Exercise details: Write only the number of lines holding the string "Calls".

Extracted data entries

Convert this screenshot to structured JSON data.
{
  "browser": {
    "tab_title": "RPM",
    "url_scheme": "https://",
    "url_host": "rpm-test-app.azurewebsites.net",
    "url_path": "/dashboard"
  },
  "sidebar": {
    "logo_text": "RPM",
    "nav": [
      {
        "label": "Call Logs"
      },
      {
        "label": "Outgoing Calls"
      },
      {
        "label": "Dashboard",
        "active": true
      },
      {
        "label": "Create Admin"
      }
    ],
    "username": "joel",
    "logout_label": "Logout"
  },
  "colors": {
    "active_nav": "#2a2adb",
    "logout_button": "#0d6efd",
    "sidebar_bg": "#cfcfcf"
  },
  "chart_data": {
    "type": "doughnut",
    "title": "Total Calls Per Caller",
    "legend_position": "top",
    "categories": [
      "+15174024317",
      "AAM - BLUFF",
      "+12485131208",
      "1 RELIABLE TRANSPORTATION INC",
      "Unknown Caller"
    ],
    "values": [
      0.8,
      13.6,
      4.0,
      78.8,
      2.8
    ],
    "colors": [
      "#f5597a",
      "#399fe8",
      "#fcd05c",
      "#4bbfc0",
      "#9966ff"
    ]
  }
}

Correct output: 2